**** Supplied material ****
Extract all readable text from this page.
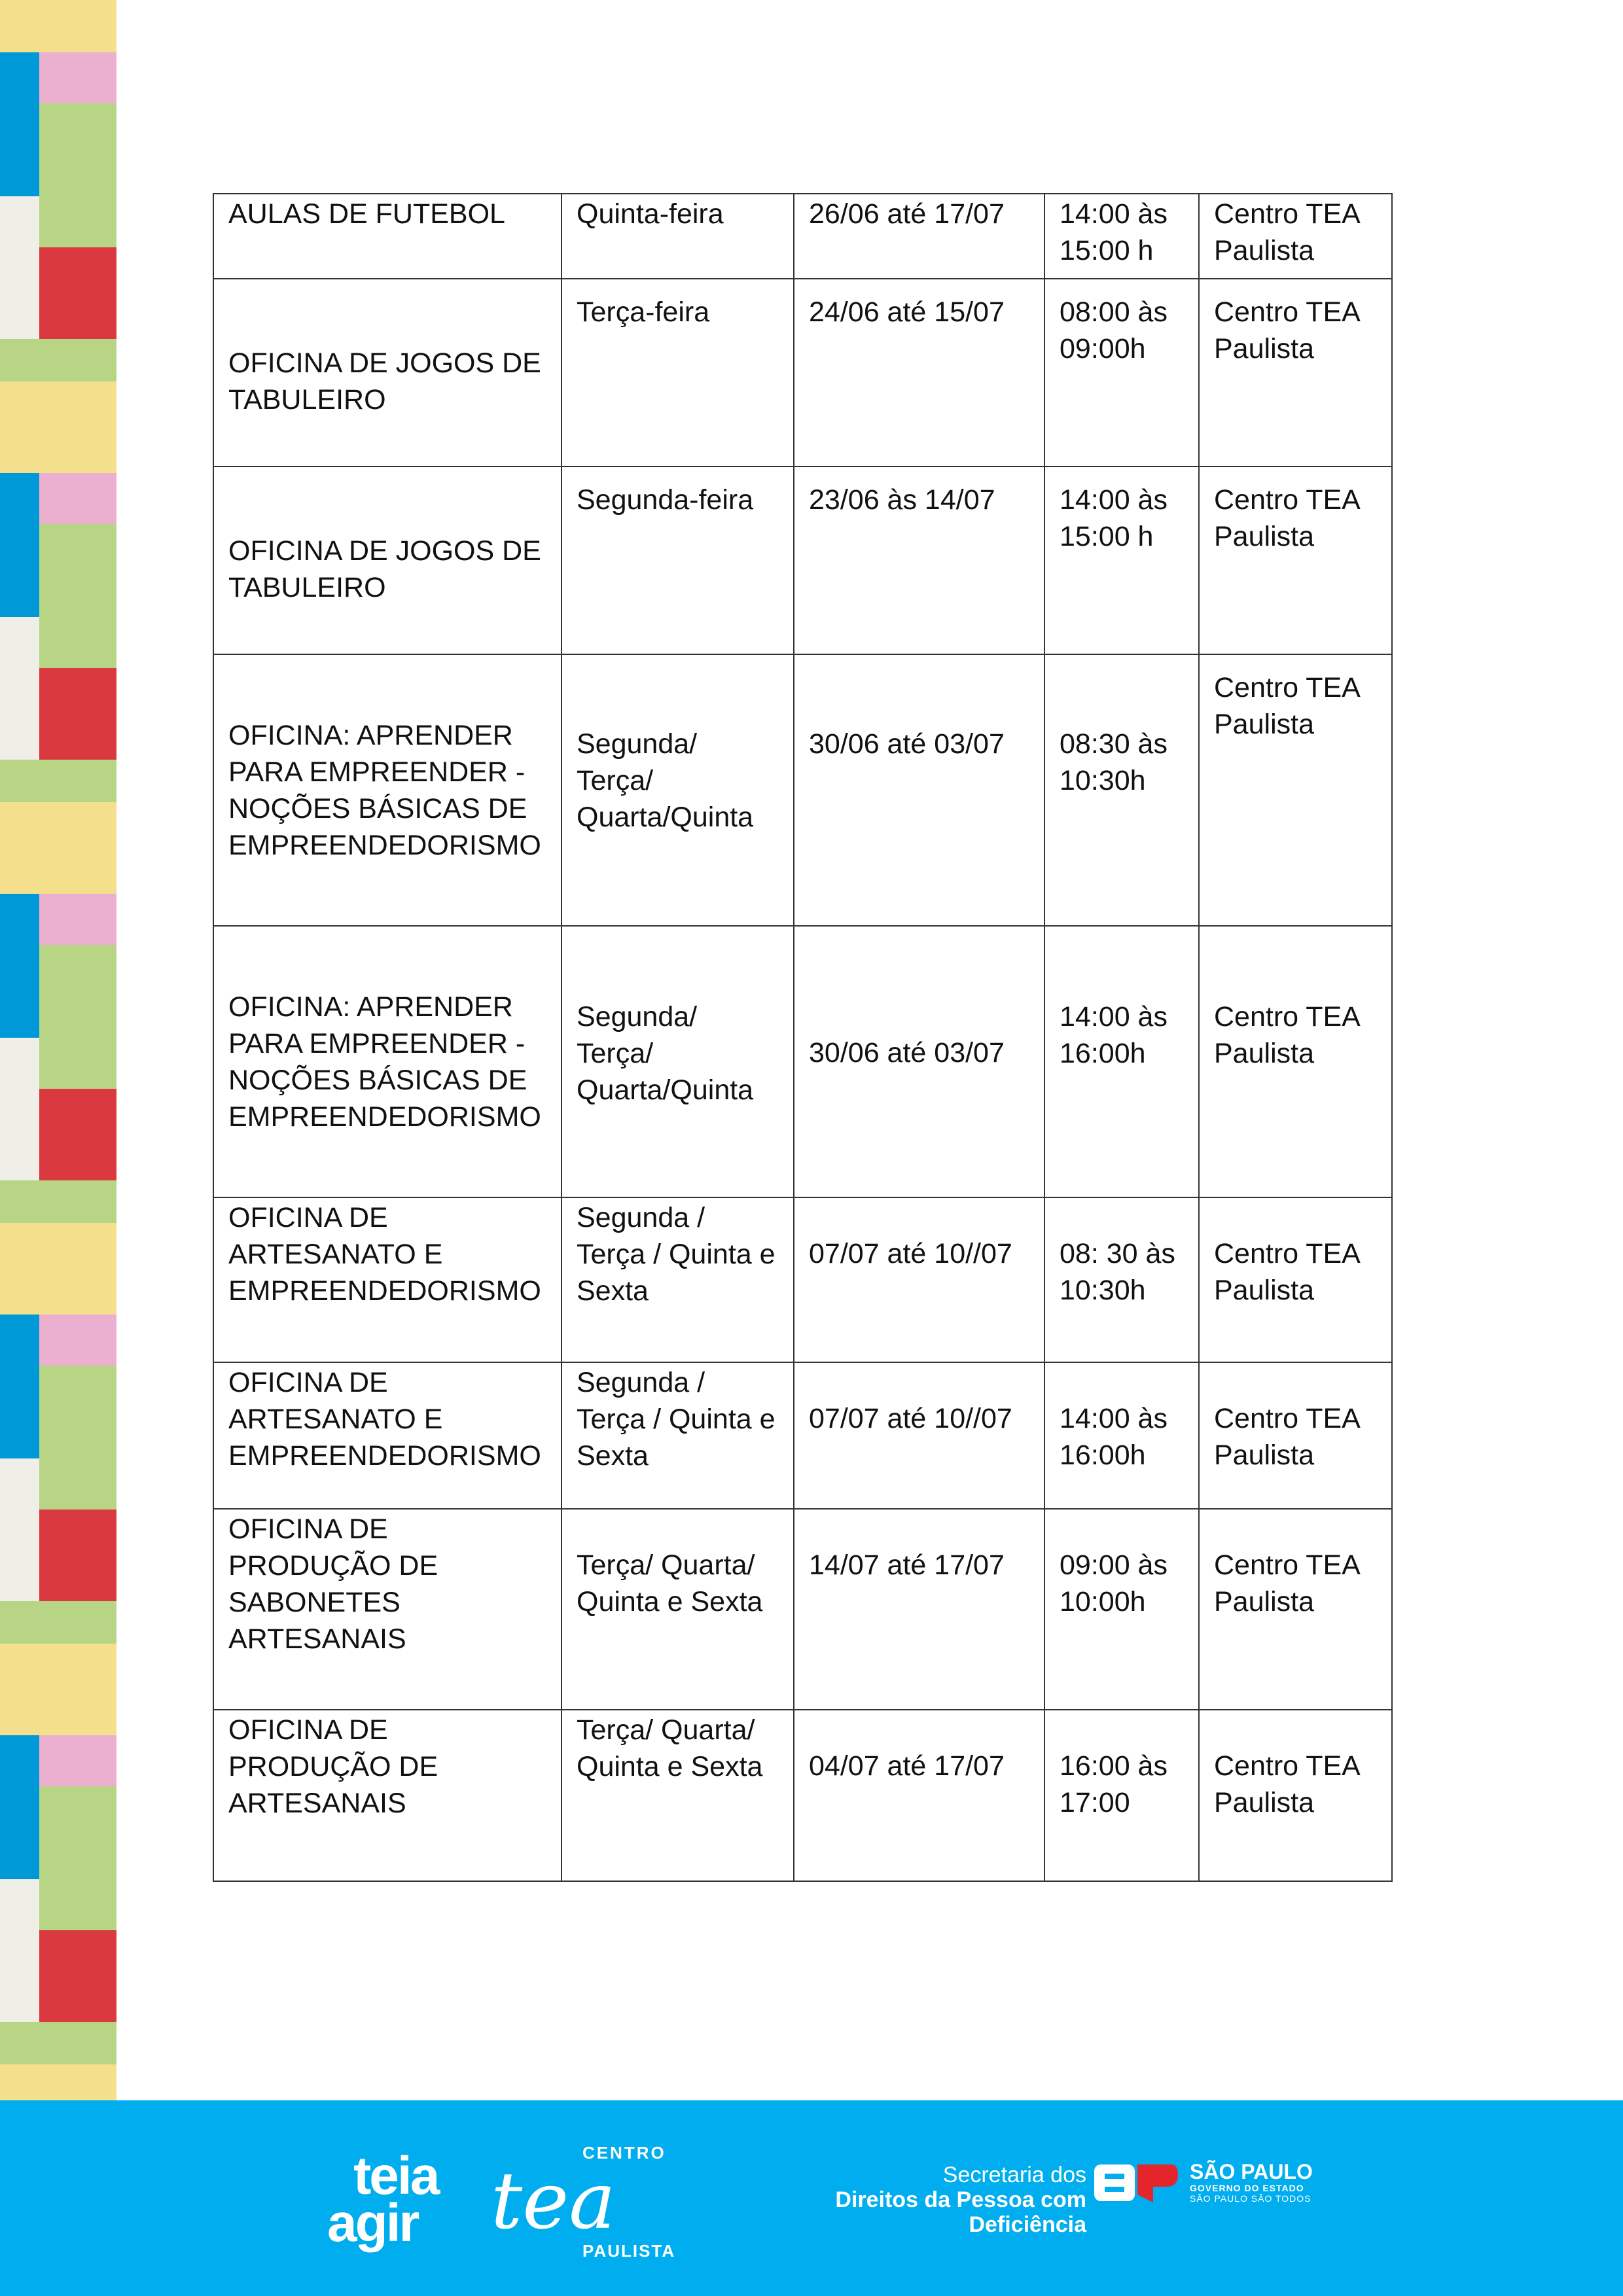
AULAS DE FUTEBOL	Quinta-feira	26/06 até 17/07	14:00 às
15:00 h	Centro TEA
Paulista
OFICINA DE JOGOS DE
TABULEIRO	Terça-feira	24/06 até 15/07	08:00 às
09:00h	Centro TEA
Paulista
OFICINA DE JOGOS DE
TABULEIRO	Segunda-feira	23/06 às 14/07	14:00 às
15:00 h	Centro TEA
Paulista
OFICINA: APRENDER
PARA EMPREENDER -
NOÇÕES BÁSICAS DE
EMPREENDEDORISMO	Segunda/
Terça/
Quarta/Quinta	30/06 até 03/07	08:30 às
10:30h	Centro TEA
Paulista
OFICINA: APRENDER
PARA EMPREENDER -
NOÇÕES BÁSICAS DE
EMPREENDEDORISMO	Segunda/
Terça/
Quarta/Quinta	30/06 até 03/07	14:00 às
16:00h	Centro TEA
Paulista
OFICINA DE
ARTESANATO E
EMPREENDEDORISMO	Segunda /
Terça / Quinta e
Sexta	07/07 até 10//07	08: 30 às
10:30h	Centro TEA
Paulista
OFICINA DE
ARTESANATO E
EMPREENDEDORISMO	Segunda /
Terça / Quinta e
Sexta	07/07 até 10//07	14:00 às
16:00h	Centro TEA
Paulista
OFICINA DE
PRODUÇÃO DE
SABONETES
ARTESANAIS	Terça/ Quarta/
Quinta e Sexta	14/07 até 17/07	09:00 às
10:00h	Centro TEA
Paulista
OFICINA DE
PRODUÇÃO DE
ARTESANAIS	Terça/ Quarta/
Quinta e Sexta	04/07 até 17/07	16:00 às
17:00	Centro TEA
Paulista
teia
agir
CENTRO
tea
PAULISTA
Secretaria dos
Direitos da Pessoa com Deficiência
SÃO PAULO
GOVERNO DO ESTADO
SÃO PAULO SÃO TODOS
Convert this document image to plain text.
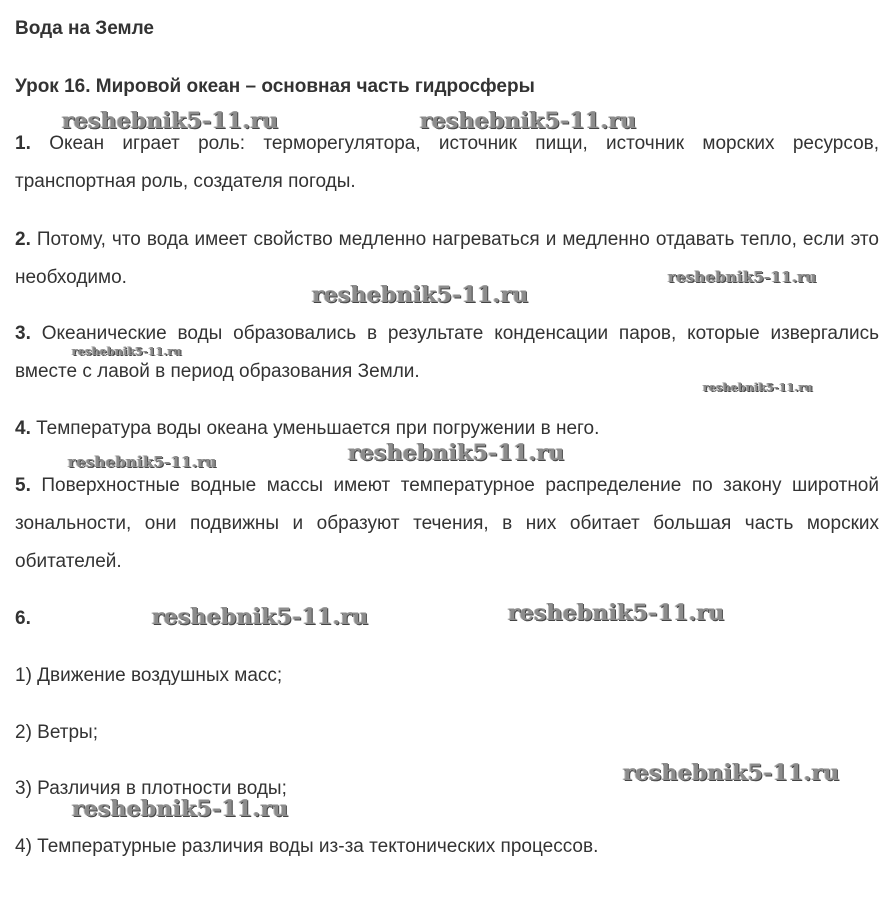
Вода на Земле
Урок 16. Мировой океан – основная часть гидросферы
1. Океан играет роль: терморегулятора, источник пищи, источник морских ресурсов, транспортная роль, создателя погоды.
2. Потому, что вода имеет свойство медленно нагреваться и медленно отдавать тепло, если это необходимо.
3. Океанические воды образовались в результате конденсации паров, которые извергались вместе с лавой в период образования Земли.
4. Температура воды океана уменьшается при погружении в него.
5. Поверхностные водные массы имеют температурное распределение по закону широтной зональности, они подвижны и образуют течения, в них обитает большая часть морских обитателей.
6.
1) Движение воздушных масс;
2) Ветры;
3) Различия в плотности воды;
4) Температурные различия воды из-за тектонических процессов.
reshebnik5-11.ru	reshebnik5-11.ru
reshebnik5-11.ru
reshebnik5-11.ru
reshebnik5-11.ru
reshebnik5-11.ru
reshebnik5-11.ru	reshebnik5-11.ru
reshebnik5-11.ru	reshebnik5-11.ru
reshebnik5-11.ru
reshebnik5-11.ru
****
## Task goal
Please quote the records above exactly, beginning at the line that contains "Convert this document image to plain text." and ending at their last line. Leave the pictures out.

## Result of this exercise
Convert this document image to plain text.
Вода на Земле
Урок 16. Мировой океан – основная часть гидросферы
1. Океан играет роль: терморегулятора, источник пищи, источник морских ресурсов, транспортная роль, создателя погоды.
2. Потому, что вода имеет свойство медленно нагреваться и медленно отдавать тепло, если это необходимо.
3. Океанические воды образовались в результате конденсации паров, которые извергались вместе с лавой в период образования Земли.
4. Температура воды океана уменьшается при погружении в него.
5. Поверхностные водные массы имеют температурное распределение по закону широтной зональности, они подвижны и образуют течения, в них обитает большая часть морских обитателей.
6.
1) Движение воздушных масс;
2) Ветры;
3) Различия в плотности воды;
4) Температурные различия воды из-за тектонических процессов.
reshebnik5-11.ru	reshebnik5-11.ru
reshebnik5-11.ru
reshebnik5-11.ru
reshebnik5-11.ru
reshebnik5-11.ru
reshebnik5-11.ru	reshebnik5-11.ru
reshebnik5-11.ru	reshebnik5-11.ru
reshebnik5-11.ru
reshebnik5-11.ru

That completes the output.